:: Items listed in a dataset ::
+ + + + +
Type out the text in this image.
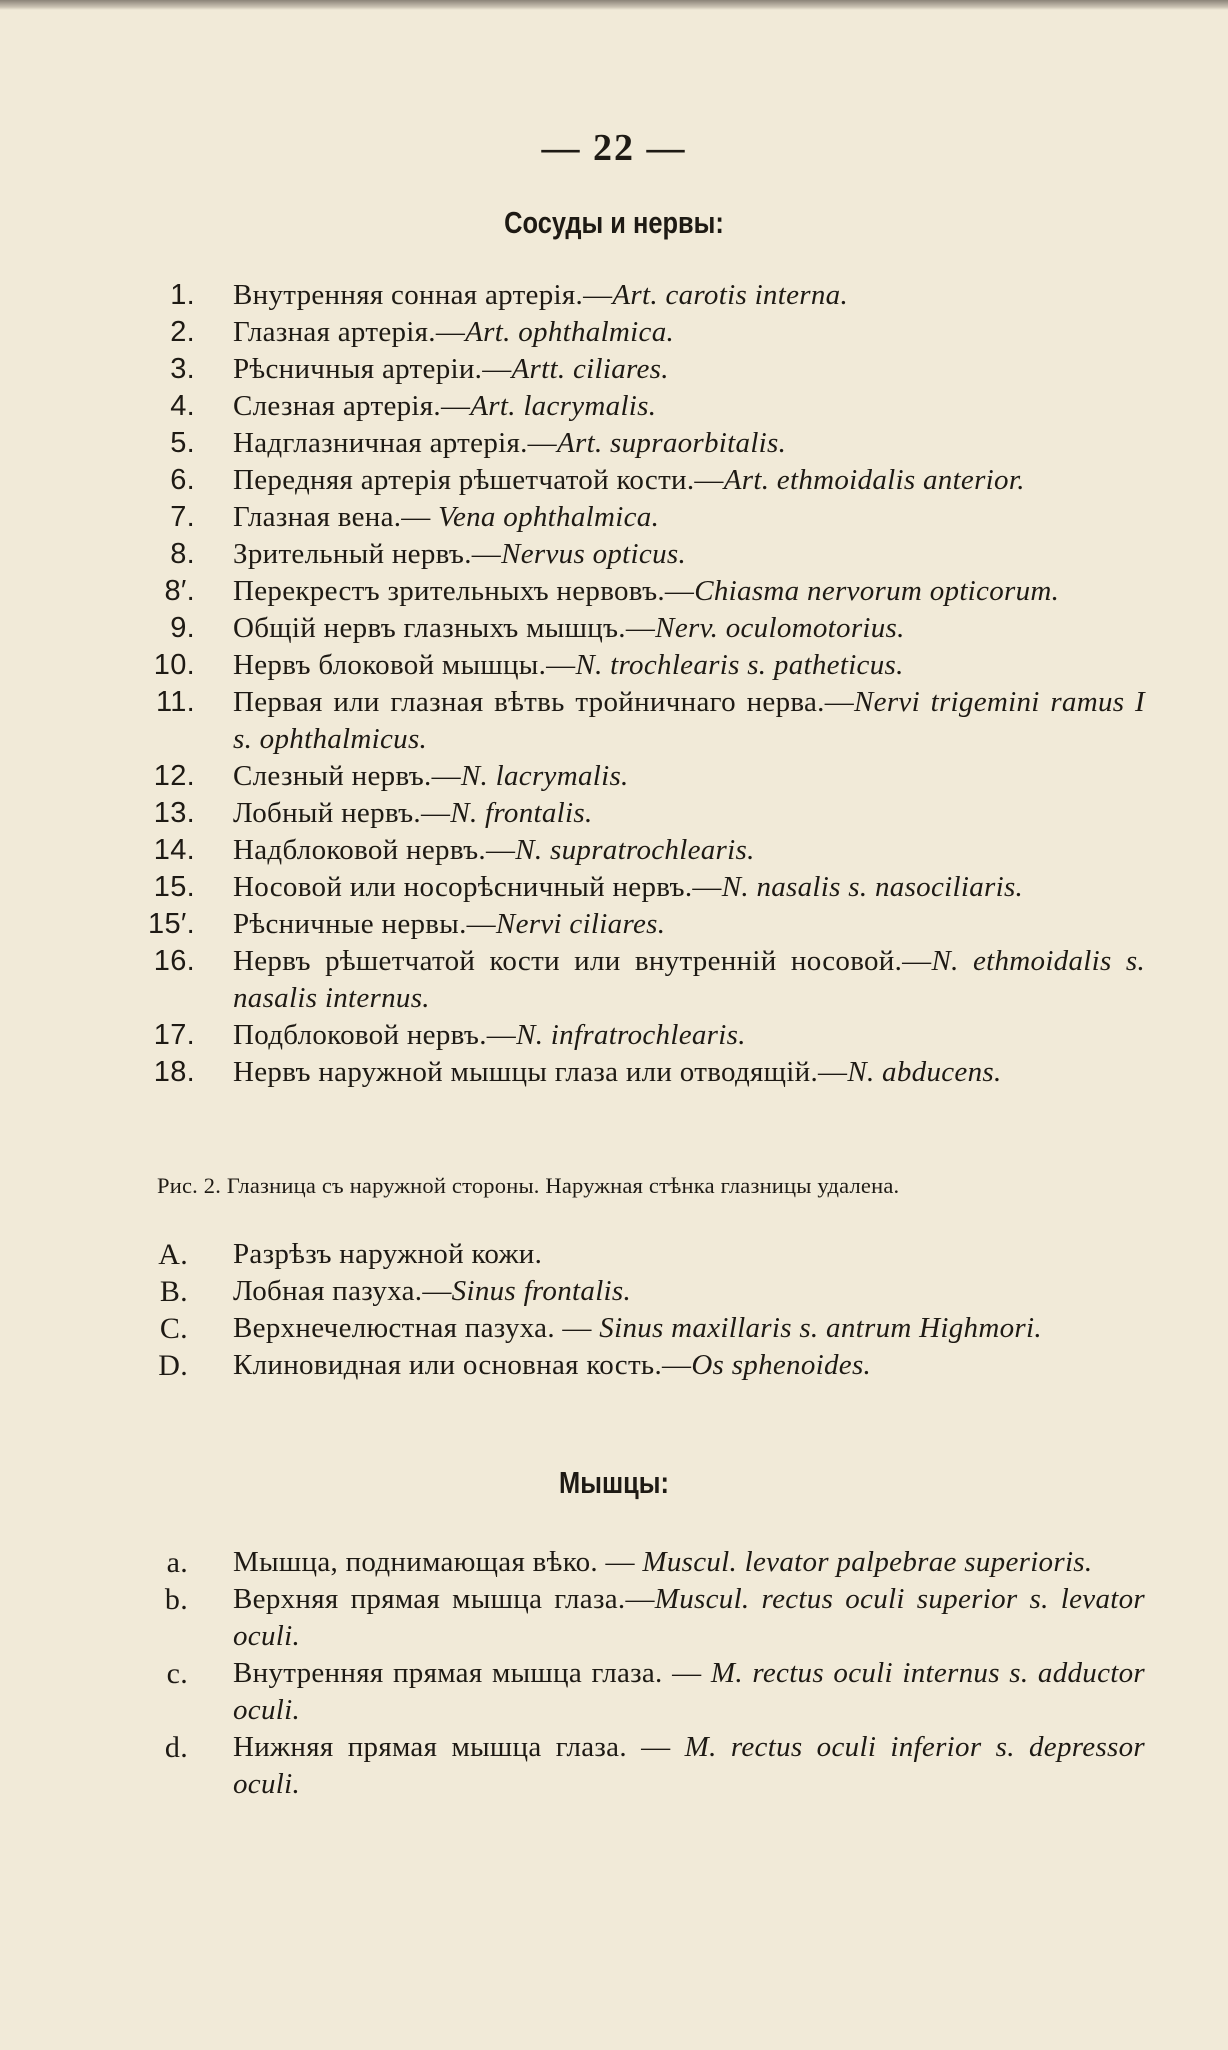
— 22 —
Сосуды и нервы:
1. Внутренняя сонная артерія.—Art. carotis interna.
2. Глазная артерія.—Art. ophthalmica.
3. Рѣсничныя артеріи.—Artt. ciliares.
4. Слезная артерія.—Art. lacrymalis.
5. Надглазничная артерія.—Art. supraorbitalis.
6. Передняя артерія рѣшетчатой кости.—Art. ethmoidalis anterior.
7. Глазная вена.— Vena ophthalmica.
8. Зрительный нервъ.—Nervus opticus.
8′. Перекрестъ зрительныхъ нервовъ.—Chiasma nervorum opticorum.
9. Общій нервъ глазныхъ мышцъ.—Nerv. oculomotorius.
10. Нервъ блоковой мышцы.—N. trochlearis s. patheticus.
11. Первая или глазная вѣтвь тройничнаго нерва.—Nervi trigemini ramus I s. ophthalmicus.
12. Слезный нервъ.—N. lacrymalis.
13. Лобный нервъ.—N. frontalis.
14. Надблоковой нервъ.—N. supratrochlearis.
15. Носовой или носорѣсничный нервъ.—N. nasalis s. nasociliaris.
15′. Рѣсничные нервы.—Nervi ciliares.
16. Нервъ рѣшетчатой кости или внутренній носовой.—N. ethmoidalis s. nasalis internus.
17. Подблоковой нервъ.—N. infratrochlearis.
18. Нервъ наружной мышцы глаза или отводящій.—N. abducens.
Рис. 2. Глазница съ наружной стороны. Наружная стѣнка глазницы удалена.
A. Разрѣзъ наружной кожи.
B. Лобная пазуха.—Sinus frontalis.
C. Верхнечелюстная пазуха. — Sinus maxillaris s. antrum Highmori.
D. Клиновидная или основная кость.—Os sphenoides.
Мышцы:
a. Мышца, поднимающая вѣко. — Muscul. levator palpebrae superioris.
b. Верхняя прямая мышца глаза.—Muscul. rectus oculi superior s. levator oculi.
c. Внутренняя прямая мышца глаза. — M. rectus oculi internus s. adductor oculi.
d. Нижняя прямая мышца глаза. — M. rectus oculi inferior s. depressor oculi.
+ + + + +
Exclude the images and reproduce the remaining data exactly.

Type out the text in this image.
— 22 —
Сосуды и нервы:
1. Внутренняя сонная артерія.—Art. carotis interna.
2. Глазная артерія.—Art. ophthalmica.
3. Рѣсничныя артеріи.—Artt. ciliares.
4. Слезная артерія.—Art. lacrymalis.
5. Надглазничная артерія.—Art. supraorbitalis.
6. Передняя артерія рѣшетчатой кости.—Art. ethmoidalis anterior.
7. Глазная вена.— Vena ophthalmica.
8. Зрительный нервъ.—Nervus opticus.
8′. Перекрестъ зрительныхъ нервовъ.—Chiasma nervorum opticorum.
9. Общій нервъ глазныхъ мышцъ.—Nerv. oculomotorius.
10. Нервъ блоковой мышцы.—N. trochlearis s. patheticus.
11. Первая или глазная вѣтвь тройничнаго нерва.—Nervi trigemini ramus I s. ophthalmicus.
12. Слезный нервъ.—N. lacrymalis.
13. Лобный нервъ.—N. frontalis.
14. Надблоковой нервъ.—N. supratrochlearis.
15. Носовой или носорѣсничный нервъ.—N. nasalis s. nasociliaris.
15′. Рѣсничные нервы.—Nervi ciliares.
16. Нервъ рѣшетчатой кости или внутренній носовой.—N. ethmoidalis s. nasalis internus.
17. Подблоковой нервъ.—N. infratrochlearis.
18. Нервъ наружной мышцы глаза или отводящій.—N. abducens.
Рис. 2. Глазница съ наружной стороны. Наружная стѣнка глазницы удалена.
A. Разрѣзъ наружной кожи.
B. Лобная пазуха.—Sinus frontalis.
C. Верхнечелюстная пазуха. — Sinus maxillaris s. antrum Highmori.
D. Клиновидная или основная кость.—Os sphenoides.
Мышцы:
a. Мышца, поднимающая вѣко. — Muscul. levator palpebrae superioris.
b. Верхняя прямая мышца глаза.—Muscul. rectus oculi superior s. levator oculi.
c. Внутренняя прямая мышца глаза. — M. rectus oculi internus s. adductor oculi.
d. Нижняя прямая мышца глаза. — M. rectus oculi inferior s. depressor oculi.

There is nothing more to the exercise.